# RECORDS TO USE start
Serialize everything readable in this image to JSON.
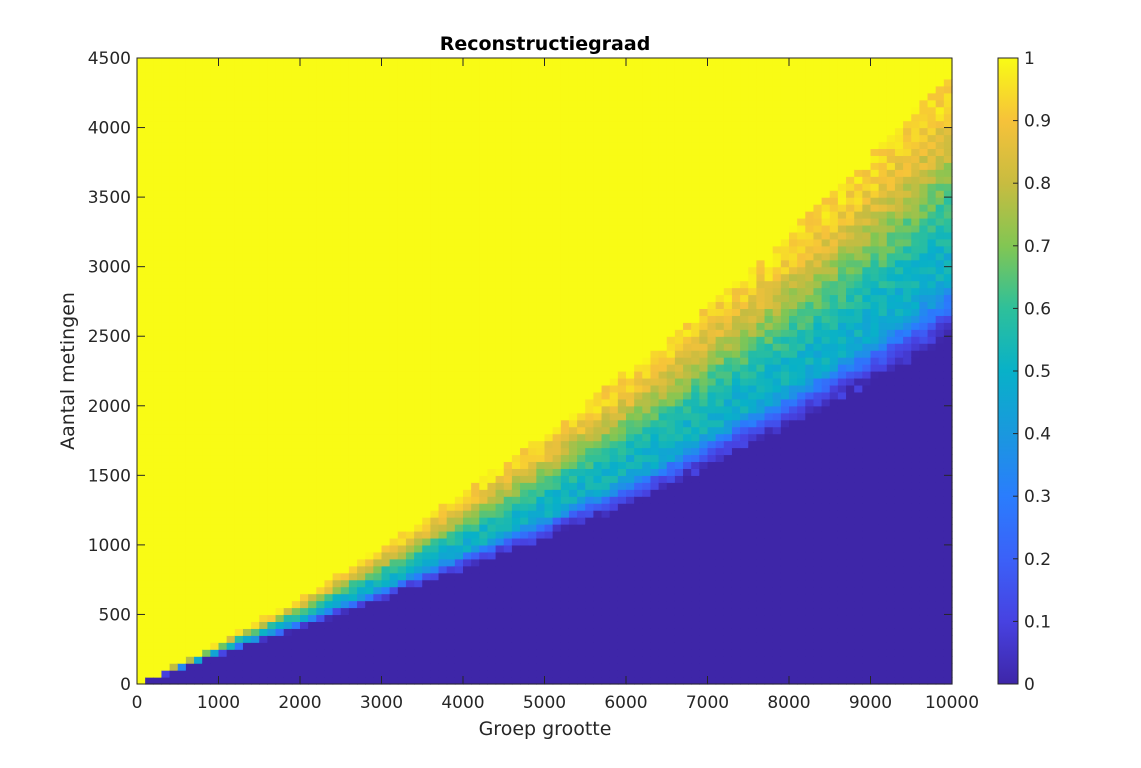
{
  "chart_data": {
    "type": "heatmap",
    "title": "Reconstructiegraad",
    "xlabel": "Groep grootte",
    "ylabel": "Aantal metingen",
    "xlim": [
      0,
      10000
    ],
    "ylim": [
      0,
      4500
    ],
    "x_ticks": [
      "0",
      "1000",
      "2000",
      "3000",
      "4000",
      "5000",
      "6000",
      "7000",
      "8000",
      "9000",
      "10000"
    ],
    "y_ticks": [
      "0",
      "500",
      "1000",
      "1500",
      "2000",
      "2500",
      "3000",
      "3500",
      "4000",
      "4500"
    ],
    "x_tick_values": [
      0,
      1000,
      2000,
      3000,
      4000,
      5000,
      6000,
      7000,
      8000,
      9000,
      10000
    ],
    "y_tick_values": [
      0,
      500,
      1000,
      1500,
      2000,
      2500,
      3000,
      3500,
      4000,
      4500
    ],
    "colorbar": {
      "range": [
        0,
        1
      ],
      "ticks": [
        "0",
        "0.1",
        "0.2",
        "0.3",
        "0.4",
        "0.5",
        "0.6",
        "0.7",
        "0.8",
        "0.9",
        "1"
      ],
      "tick_values": [
        0,
        0.1,
        0.2,
        0.3,
        0.4,
        0.5,
        0.6,
        0.7,
        0.8,
        0.9,
        1.0
      ],
      "colormap": "parula",
      "colormap_stops": [
        "#3e26a8",
        "#4742e1",
        "#3b61f8",
        "#2a7dfd",
        "#1a98de",
        "#08b1c8",
        "#2ec09a",
        "#82c653",
        "#c8bc40",
        "#f6c23a",
        "#f9fb15"
      ]
    },
    "transition_boundary": {
      "description_x": [
        0,
        1000,
        2000,
        3000,
        4000,
        5000,
        6000,
        7000,
        8000,
        9000,
        10000
      ],
      "level_0_05_y": [
        0,
        210,
        400,
        610,
        830,
        1050,
        1280,
        1560,
        1860,
        2170,
        2500
      ],
      "level_0_5_y": [
        0,
        240,
        470,
        720,
        980,
        1240,
        1520,
        1840,
        2180,
        2560,
        3000
      ],
      "level_0_95_y": [
        0,
        300,
        620,
        980,
        1380,
        1800,
        2250,
        2750,
        3250,
        3800,
        4400
      ]
    }
  }
}
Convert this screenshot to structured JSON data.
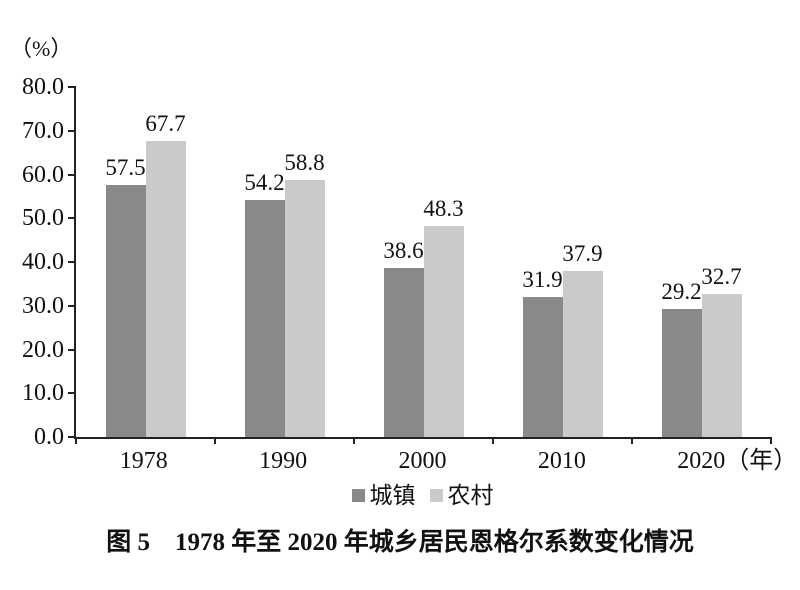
{
  "figure": {
    "unit_label": "（%）",
    "caption": "图 5　1978 年至 2020 年城乡居民恩格尔系数变化情况"
  },
  "chart_data": {
    "type": "bar",
    "title": "图 5　1978 年至 2020 年城乡居民恩格尔系数变化情况",
    "categories": [
      "1978",
      "1990",
      "2000",
      "2010",
      "2020"
    ],
    "series": [
      {
        "key": "urban",
        "name": "城镇",
        "color": "#898989",
        "values": [
          57.5,
          54.2,
          38.6,
          31.9,
          29.2
        ]
      },
      {
        "key": "rural",
        "name": "农村",
        "color": "#cacaca",
        "values": [
          67.7,
          58.8,
          48.3,
          37.9,
          32.7
        ]
      }
    ],
    "xlabel": "",
    "ylabel": "（%）",
    "x_axis_suffix": "（年）",
    "ylim": [
      0,
      80
    ],
    "ytick_step": 10,
    "ytick_labels": [
      "0.0",
      "10.0",
      "20.0",
      "30.0",
      "40.0",
      "50.0",
      "60.0",
      "70.0",
      "80.0"
    ],
    "grid": false,
    "legend_position": "bottom",
    "value_labels_shown": true,
    "axis_color": "#222222",
    "text_color": "#111111"
  }
}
# RECORDS TO USE end
Print each entry shown above with exact wording and no pictures.

Serialize everything readable in this image to JSON.
{
  "chart_data": {
    "type": "heatmap",
    "title": "Reconstructiegraad",
    "xlabel": "Groep grootte",
    "ylabel": "Aantal metingen",
    "xlim": [
      0,
      10000
    ],
    "ylim": [
      0,
      4500
    ],
    "x_ticks": [
      "0",
      "1000",
      "2000",
      "3000",
      "4000",
      "5000",
      "6000",
      "7000",
      "8000",
      "9000",
      "10000"
    ],
    "y_ticks": [
      "0",
      "500",
      "1000",
      "1500",
      "2000",
      "2500",
      "3000",
      "3500",
      "4000",
      "4500"
    ],
    "x_tick_values": [
      0,
      1000,
      2000,
      3000,
      4000,
      5000,
      6000,
      7000,
      8000,
      9000,
      10000
    ],
    "y_tick_values": [
      0,
      500,
      1000,
      1500,
      2000,
      2500,
      3000,
      3500,
      4000,
      4500
    ],
    "colorbar": {
      "range": [
        0,
        1
      ],
      "ticks": [
        "0",
        "0.1",
        "0.2",
        "0.3",
        "0.4",
        "0.5",
        "0.6",
        "0.7",
        "0.8",
        "0.9",
        "1"
      ],
      "tick_values": [
        0,
        0.1,
        0.2,
        0.3,
        0.4,
        0.5,
        0.6,
        0.7,
        0.8,
        0.9,
        1.0
      ],
      "colormap": "parula",
      "colormap_stops": [
        "#3e26a8",
        "#4742e1",
        "#3b61f8",
        "#2a7dfd",
        "#1a98de",
        "#08b1c8",
        "#2ec09a",
        "#82c653",
        "#c8bc40",
        "#f6c23a",
        "#f9fb15"
      ]
    },
    "transition_boundary": {
      "description_x": [
        0,
        1000,
        2000,
        3000,
        4000,
        5000,
        6000,
        7000,
        8000,
        9000,
        10000
      ],
      "level_0_05_y": [
        0,
        210,
        400,
        610,
        830,
        1050,
        1280,
        1560,
        1860,
        2170,
        2500
      ],
      "level_0_5_y": [
        0,
        240,
        470,
        720,
        980,
        1240,
        1520,
        1840,
        2180,
        2560,
        3000
      ],
      "level_0_95_y": [
        0,
        300,
        620,
        980,
        1380,
        1800,
        2250,
        2750,
        3250,
        3800,
        4400
      ]
    }
  }
}
Convert this screenshot to structured JSON data.
{
  "figure": {
    "unit_label": "（%）",
    "caption": "图 5　1978 年至 2020 年城乡居民恩格尔系数变化情况"
  },
  "chart_data": {
    "type": "bar",
    "title": "图 5　1978 年至 2020 年城乡居民恩格尔系数变化情况",
    "categories": [
      "1978",
      "1990",
      "2000",
      "2010",
      "2020"
    ],
    "series": [
      {
        "key": "urban",
        "name": "城镇",
        "color": "#898989",
        "values": [
          57.5,
          54.2,
          38.6,
          31.9,
          29.2
        ]
      },
      {
        "key": "rural",
        "name": "农村",
        "color": "#cacaca",
        "values": [
          67.7,
          58.8,
          48.3,
          37.9,
          32.7
        ]
      }
    ],
    "xlabel": "",
    "ylabel": "（%）",
    "x_axis_suffix": "（年）",
    "ylim": [
      0,
      80
    ],
    "ytick_step": 10,
    "ytick_labels": [
      "0.0",
      "10.0",
      "20.0",
      "30.0",
      "40.0",
      "50.0",
      "60.0",
      "70.0",
      "80.0"
    ],
    "grid": false,
    "legend_position": "bottom",
    "value_labels_shown": true,
    "axis_color": "#222222",
    "text_color": "#111111"
  }
}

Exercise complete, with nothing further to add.